Directive a >> Turn the entries, from their first line through the line containing "- page-description: С", into a JSON list of strings with one string per line. Include both end lines and skip any blank lines.

Passage given >>

# Pavlova with pineapple and a butterscotch sauce



## Ishbel (Jun 20, 2005)

*Pavlova*
4 large egg whites
280g caster sugar
1tbsp cornflour
1tsp white wine vinegar
1tsp vanilla essence

*Sauce*
100g butter
200g light soft brown sugar
2tbsp golden syrup
5tbsp double cream
1 medium sized fresh pineapple, peeled, cored and sliced into pieces
300ml whipping cream, whipped
Preheat oven to 180°C, gas mark 4. Beat the egg whites, adding the sugar gradually until thick and glossy. Mix the cornflour, vinegar and vanilla essence together then add to the egg white mixture and continue beating for a further 2-3 minutes.
Line a baking tray with well-oiled greaseproof paper. Spread the egg white mixture making a deep 20cm circle on the paper. I hollow out a little 'dip' in the middle, which helps when you fill the cooked meringue.
Place in the oven and reduce temperature to 140°C, gas mark 1, for 1 hour. Turn off the oven, open the door slightly and leave the pavlova to cool in the oven.

To make the butterscotch sauce, melt 85g butter, add the brown sugar and cook gently with the golden syrup until the sugar dissolves. Stir in the cream and just bring to the boil and remove from the heat.
Fry the pineapple pieces in the remaining butter for 2 minutes each side. Gently mix in half of the butterscotch sauce then leave to cool.Spread the whipped cream over the top of the pavlova and arrange the pineapple on top. Drizzle the remaining sauce over the top and serve.


----------



## PA Baker (Jun 20, 2005)

Thank you, Ishbel!  I've been looking for a new pavlova recipe and this definitely is it!!!


----------



## Ishbel (Jun 20, 2005)

'Cooking' the pineapple really does make a nice change - and the buttescotch sauce adds a little interest too.  I get tired of the 'same old' pavlova recipes with kiwi, passionfruit, rapsberry toppings.


----------



## Alix (Jun 20, 2005)

OK, believe it or not, I have never really thought about what pavlova is. I am guessing it is sort of a baked meringuey type thing? With fruit and sauce? It sounds pretty tasty.

Directive b >> In the pavlova thread, translate this sentence into Spanish: "Turn off the oven, open the door slightly and leave the pavlova to cool in the oven."

Data entries >>
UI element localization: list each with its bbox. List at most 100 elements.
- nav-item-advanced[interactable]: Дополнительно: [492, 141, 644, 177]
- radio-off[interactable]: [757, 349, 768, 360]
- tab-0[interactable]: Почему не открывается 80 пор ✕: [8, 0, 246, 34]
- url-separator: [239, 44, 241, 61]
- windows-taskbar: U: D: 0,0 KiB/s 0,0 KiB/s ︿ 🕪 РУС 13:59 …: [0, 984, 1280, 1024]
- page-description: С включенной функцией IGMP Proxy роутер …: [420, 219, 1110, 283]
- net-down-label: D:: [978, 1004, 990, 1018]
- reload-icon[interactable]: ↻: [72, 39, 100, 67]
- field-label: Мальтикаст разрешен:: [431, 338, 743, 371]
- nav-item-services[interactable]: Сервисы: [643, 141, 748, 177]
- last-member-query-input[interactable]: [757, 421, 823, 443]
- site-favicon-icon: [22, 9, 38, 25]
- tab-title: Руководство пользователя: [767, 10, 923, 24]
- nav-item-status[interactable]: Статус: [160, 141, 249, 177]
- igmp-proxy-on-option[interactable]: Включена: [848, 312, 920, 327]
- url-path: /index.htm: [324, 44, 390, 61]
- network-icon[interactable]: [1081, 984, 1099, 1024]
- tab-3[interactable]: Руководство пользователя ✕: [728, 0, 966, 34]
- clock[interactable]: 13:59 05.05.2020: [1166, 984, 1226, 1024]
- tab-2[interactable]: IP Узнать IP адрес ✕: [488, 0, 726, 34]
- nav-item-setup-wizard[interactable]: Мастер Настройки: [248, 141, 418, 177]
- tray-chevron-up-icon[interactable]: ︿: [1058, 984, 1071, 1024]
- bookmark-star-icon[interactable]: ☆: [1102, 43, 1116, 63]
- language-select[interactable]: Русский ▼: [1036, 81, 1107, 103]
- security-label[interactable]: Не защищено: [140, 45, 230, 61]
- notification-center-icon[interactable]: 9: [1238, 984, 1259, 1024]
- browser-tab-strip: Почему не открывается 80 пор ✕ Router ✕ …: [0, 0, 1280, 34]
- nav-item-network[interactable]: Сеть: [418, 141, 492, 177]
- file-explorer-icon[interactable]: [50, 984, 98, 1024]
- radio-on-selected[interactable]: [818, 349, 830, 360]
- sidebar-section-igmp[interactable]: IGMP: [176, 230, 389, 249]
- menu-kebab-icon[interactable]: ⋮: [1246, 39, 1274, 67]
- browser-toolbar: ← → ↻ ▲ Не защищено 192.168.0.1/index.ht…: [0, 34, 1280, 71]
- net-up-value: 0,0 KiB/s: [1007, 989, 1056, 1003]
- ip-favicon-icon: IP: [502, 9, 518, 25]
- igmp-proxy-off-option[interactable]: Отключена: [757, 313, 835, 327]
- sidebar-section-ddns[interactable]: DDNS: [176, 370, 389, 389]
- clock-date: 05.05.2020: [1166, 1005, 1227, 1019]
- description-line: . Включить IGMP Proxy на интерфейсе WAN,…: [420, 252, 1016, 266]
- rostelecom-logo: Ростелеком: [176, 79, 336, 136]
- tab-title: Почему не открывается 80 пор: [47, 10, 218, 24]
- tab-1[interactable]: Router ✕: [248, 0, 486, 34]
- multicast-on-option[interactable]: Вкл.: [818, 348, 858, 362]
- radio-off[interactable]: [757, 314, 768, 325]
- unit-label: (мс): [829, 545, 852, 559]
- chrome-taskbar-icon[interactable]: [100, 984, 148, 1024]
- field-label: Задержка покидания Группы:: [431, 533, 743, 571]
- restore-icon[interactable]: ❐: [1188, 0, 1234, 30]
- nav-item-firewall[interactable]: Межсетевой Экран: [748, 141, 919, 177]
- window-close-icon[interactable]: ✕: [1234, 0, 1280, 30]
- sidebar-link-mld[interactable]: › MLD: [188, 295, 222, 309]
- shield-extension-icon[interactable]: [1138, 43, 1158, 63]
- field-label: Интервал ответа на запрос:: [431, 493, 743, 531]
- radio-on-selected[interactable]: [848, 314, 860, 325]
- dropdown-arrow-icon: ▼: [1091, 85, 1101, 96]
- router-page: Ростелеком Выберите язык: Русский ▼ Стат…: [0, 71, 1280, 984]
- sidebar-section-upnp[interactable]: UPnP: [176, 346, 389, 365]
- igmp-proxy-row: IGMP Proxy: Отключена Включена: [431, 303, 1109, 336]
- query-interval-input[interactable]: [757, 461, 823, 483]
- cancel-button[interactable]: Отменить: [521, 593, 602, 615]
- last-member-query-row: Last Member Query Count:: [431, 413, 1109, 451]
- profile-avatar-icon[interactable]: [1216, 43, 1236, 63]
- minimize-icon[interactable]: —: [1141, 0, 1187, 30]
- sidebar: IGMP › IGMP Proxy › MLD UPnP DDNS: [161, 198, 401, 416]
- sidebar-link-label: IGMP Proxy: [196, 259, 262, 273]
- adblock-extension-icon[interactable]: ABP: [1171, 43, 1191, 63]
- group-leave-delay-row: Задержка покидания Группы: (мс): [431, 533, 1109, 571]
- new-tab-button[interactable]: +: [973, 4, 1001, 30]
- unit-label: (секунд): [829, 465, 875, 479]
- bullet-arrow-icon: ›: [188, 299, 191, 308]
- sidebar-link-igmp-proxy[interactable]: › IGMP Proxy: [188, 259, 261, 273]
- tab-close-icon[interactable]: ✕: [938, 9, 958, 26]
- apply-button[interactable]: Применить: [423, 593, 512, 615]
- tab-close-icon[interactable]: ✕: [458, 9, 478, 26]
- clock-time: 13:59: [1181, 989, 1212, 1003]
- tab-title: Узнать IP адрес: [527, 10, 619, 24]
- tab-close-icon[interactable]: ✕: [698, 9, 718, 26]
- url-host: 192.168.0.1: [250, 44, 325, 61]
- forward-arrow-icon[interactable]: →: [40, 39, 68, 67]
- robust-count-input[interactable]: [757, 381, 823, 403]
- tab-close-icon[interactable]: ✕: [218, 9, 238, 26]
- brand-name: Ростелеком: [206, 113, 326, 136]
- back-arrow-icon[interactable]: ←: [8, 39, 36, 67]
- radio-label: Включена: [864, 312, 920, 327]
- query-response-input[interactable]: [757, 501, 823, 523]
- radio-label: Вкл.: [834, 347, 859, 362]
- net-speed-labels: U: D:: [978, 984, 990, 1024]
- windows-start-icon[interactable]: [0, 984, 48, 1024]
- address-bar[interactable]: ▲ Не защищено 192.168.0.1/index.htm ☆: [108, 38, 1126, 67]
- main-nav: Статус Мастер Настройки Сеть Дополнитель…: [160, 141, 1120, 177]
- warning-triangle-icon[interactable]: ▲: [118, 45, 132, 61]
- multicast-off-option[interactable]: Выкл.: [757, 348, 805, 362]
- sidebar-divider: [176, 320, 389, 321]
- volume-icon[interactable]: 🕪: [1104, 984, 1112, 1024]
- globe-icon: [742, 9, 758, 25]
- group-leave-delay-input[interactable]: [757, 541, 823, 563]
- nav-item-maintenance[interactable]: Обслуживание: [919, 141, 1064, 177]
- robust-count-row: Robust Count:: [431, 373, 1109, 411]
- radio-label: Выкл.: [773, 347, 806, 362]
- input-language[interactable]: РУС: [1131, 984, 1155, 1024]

Written response a >>
[
  "UI element localization: list each with its bbox. List at most 100 elements.",
  "- nav-item-advanced[interactable]: Дополнительно: [492, 141, 644, 177]",
  "- radio-off[interactable]: [757, 349, 768, 360]",
  "- tab-0[interactable]: Почему не открывается 80 пор ✕: [8, 0, 246, 34]",
  "- url-separator: [239, 44, 241, 61]",
  "- windows-taskbar: U: D: 0,0 KiB/s 0,0 KiB/s ︿ 🕪 РУС 13:59 …: [0, 984, 1280, 1024]",
  "- page-description: С включенной функцией IGMP Proxy роутер …: [420, 219, 1110, 283]"
]

Written response b >> Apaga el horno, abre ligeramente la puerta y deja que la pavlova se enfríe en el horno.